PROBLEM TO SOLVE >>
Output every line below without omitting or altering anything.

RECORDED DATA >>

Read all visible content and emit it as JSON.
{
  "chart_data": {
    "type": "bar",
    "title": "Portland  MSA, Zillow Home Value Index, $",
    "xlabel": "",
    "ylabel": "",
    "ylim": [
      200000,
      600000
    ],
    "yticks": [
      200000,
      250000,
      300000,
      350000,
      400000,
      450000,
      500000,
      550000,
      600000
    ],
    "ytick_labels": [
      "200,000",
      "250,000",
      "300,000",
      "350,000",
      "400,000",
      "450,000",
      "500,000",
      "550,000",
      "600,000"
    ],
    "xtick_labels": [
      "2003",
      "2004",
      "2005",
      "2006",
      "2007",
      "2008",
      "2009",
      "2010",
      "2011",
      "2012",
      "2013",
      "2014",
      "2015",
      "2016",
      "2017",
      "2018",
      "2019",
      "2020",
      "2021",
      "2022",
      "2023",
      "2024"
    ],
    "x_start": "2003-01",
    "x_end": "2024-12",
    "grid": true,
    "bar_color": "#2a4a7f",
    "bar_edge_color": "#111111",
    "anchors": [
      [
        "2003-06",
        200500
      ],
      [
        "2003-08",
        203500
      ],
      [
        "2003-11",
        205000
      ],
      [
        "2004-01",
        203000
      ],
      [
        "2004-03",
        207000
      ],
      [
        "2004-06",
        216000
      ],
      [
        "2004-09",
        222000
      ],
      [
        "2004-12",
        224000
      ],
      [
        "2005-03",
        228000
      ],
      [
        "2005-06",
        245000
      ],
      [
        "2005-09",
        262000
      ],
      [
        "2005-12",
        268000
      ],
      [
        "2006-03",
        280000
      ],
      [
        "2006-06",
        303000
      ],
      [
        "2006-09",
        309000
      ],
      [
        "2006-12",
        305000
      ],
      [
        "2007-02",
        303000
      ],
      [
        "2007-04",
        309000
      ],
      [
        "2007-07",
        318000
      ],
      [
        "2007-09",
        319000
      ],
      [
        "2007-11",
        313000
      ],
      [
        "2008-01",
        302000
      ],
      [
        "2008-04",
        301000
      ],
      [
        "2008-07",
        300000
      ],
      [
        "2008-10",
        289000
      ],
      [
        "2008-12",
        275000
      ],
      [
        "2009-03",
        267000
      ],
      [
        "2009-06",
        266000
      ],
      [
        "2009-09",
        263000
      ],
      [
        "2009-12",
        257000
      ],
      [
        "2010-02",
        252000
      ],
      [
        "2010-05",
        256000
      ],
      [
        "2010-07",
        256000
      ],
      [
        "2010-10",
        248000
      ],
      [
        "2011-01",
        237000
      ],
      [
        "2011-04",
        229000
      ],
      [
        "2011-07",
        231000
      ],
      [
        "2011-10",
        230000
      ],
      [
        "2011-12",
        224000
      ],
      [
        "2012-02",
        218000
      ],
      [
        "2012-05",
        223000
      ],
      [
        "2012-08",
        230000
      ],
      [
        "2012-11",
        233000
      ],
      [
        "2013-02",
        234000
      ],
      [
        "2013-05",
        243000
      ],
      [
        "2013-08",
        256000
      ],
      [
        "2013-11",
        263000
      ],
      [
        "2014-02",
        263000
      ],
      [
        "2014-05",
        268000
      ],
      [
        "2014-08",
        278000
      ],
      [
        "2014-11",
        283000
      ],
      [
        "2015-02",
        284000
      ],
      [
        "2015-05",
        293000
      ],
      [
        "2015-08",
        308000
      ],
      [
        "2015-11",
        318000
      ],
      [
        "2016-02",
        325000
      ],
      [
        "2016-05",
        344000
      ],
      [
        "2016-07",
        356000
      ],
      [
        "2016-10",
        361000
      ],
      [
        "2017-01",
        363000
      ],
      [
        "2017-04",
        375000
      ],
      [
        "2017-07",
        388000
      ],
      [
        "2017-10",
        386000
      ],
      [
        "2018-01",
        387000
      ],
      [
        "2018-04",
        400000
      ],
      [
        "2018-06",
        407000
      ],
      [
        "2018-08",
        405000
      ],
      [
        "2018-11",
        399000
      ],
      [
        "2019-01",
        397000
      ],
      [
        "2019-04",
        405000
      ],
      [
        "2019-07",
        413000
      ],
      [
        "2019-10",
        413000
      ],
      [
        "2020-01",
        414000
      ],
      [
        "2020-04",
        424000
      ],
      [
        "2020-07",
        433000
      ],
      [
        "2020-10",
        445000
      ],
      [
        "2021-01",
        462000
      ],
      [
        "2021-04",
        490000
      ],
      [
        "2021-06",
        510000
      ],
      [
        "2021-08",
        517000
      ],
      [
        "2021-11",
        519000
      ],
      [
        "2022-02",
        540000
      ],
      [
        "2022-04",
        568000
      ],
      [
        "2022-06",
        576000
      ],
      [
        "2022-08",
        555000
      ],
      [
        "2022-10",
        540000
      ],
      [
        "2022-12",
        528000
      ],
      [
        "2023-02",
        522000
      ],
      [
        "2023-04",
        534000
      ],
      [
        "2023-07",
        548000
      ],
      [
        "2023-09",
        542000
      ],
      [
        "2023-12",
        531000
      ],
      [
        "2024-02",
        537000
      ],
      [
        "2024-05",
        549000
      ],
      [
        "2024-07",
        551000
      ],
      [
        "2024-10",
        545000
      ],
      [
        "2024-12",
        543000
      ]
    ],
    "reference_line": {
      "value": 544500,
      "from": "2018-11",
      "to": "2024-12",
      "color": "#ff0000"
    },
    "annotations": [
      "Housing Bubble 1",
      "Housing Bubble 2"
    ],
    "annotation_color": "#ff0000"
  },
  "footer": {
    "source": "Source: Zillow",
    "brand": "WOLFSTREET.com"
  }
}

OUTPUT >>
Read all visible content and emit it as JSON.
{
  "chart_data": {
    "type": "bar",
    "title": "Portland  MSA, Zillow Home Value Index, $",
    "xlabel": "",
    "ylabel": "",
    "ylim": [
      200000,
      600000
    ],
    "yticks": [
      200000,
      250000,
      300000,
      350000,
      400000,
      450000,
      500000,
      550000,
      600000
    ],
    "ytick_labels": [
      "200,000",
      "250,000",
      "300,000",
      "350,000",
      "400,000",
      "450,000",
      "500,000",
      "550,000",
      "600,000"
    ],
    "xtick_labels": [
      "2003",
      "2004",
      "2005",
      "2006",
      "2007",
      "2008",
      "2009",
      "2010",
      "2011",
      "2012",
      "2013",
      "2014",
      "2015",
      "2016",
      "2017",
      "2018",
      "2019",
      "2020",
      "2021",
      "2022",
      "2023",
      "2024"
    ],
    "x_start": "2003-01",
    "x_end": "2024-12",
    "grid": true,
    "bar_color": "#2a4a7f",
    "bar_edge_color": "#111111",
    "anchors": [
      [
        "2003-06",
        200500
      ],
      [
        "2003-08",
        203500
      ],
      [
        "2003-11",
        205000
      ],
      [
        "2004-01",
        203000
      ],
      [
        "2004-03",
        207000
      ],
      [
        "2004-06",
        216000
      ],
      [
        "2004-09",
        222000
      ],
      [
        "2004-12",
        224000
      ],
      [
        "2005-03",
        228000
      ],
      [
        "2005-06",
        245000
      ],
      [
        "2005-09",
        262000
      ],
      [
        "2005-12",
        268000
      ],
      [
        "2006-03",
        280000
      ],
      [
        "2006-06",
        303000
      ],
      [
        "2006-09",
        309000
      ],
      [
        "2006-12",
        305000
      ],
      [
        "2007-02",
        303000
      ],
      [
        "2007-04",
        309000
      ],
      [
        "2007-07",
        318000
      ],
      [
        "2007-09",
        319000
      ],
      [
        "2007-11",
        313000
      ],
      [
        "2008-01",
        302000
      ],
      [
        "2008-04",
        301000
      ],
      [
        "2008-07",
        300000
      ],
      [
        "2008-10",
        289000
      ],
      [
        "2008-12",
        275000
      ],
      [
        "2009-03",
        267000
      ],
      [
        "2009-06",
        266000
      ],
      [
        "2009-09",
        263000
      ],
      [
        "2009-12",
        257000
      ],
      [
        "2010-02",
        252000
      ],
      [
        "2010-05",
        256000
      ],
      [
        "2010-07",
        256000
      ],
      [
        "2010-10",
        248000
      ],
      [
        "2011-01",
        237000
      ],
      [
        "2011-04",
        229000
      ],
      [
        "2011-07",
        231000
      ],
      [
        "2011-10",
        230000
      ],
      [
        "2011-12",
        224000
      ],
      [
        "2012-02",
        218000
      ],
      [
        "2012-05",
        223000
      ],
      [
        "2012-08",
        230000
      ],
      [
        "2012-11",
        233000
      ],
      [
        "2013-02",
        234000
      ],
      [
        "2013-05",
        243000
      ],
      [
        "2013-08",
        256000
      ],
      [
        "2013-11",
        263000
      ],
      [
        "2014-02",
        263000
      ],
      [
        "2014-05",
        268000
      ],
      [
        "2014-08",
        278000
      ],
      [
        "2014-11",
        283000
      ],
      [
        "2015-02",
        284000
      ],
      [
        "2015-05",
        293000
      ],
      [
        "2015-08",
        308000
      ],
      [
        "2015-11",
        318000
      ],
      [
        "2016-02",
        325000
      ],
      [
        "2016-05",
        344000
      ],
      [
        "2016-07",
        356000
      ],
      [
        "2016-10",
        361000
      ],
      [
        "2017-01",
        363000
      ],
      [
        "2017-04",
        375000
      ],
      [
        "2017-07",
        388000
      ],
      [
        "2017-10",
        386000
      ],
      [
        "2018-01",
        387000
      ],
      [
        "2018-04",
        400000
      ],
      [
        "2018-06",
        407000
      ],
      [
        "2018-08",
        405000
      ],
      [
        "2018-11",
        399000
      ],
      [
        "2019-01",
        397000
      ],
      [
        "2019-04",
        405000
      ],
      [
        "2019-07",
        413000
      ],
      [
        "2019-10",
        413000
      ],
      [
        "2020-01",
        414000
      ],
      [
        "2020-04",
        424000
      ],
      [
        "2020-07",
        433000
      ],
      [
        "2020-10",
        445000
      ],
      [
        "2021-01",
        462000
      ],
      [
        "2021-04",
        490000
      ],
      [
        "2021-06",
        510000
      ],
      [
        "2021-08",
        517000
      ],
      [
        "2021-11",
        519000
      ],
      [
        "2022-02",
        540000
      ],
      [
        "2022-04",
        568000
      ],
      [
        "2022-06",
        576000
      ],
      [
        "2022-08",
        555000
      ],
      [
        "2022-10",
        540000
      ],
      [
        "2022-12",
        528000
      ],
      [
        "2023-02",
        522000
      ],
      [
        "2023-04",
        534000
      ],
      [
        "2023-07",
        548000
      ],
      [
        "2023-09",
        542000
      ],
      [
        "2023-12",
        531000
      ],
      [
        "2024-02",
        537000
      ],
      [
        "2024-05",
        549000
      ],
      [
        "2024-07",
        551000
      ],
      [
        "2024-10",
        545000
      ],
      [
        "2024-12",
        543000
      ]
    ],
    "reference_line": {
      "value": 544500,
      "from": "2018-11",
      "to": "2024-12",
      "color": "#ff0000"
    },
    "annotations": [
      "Housing Bubble 1",
      "Housing Bubble 2"
    ],
    "annotation_color": "#ff0000"
  },
  "footer": {
    "source": "Source: Zillow",
    "brand": "WOLFSTREET.com"
  }
}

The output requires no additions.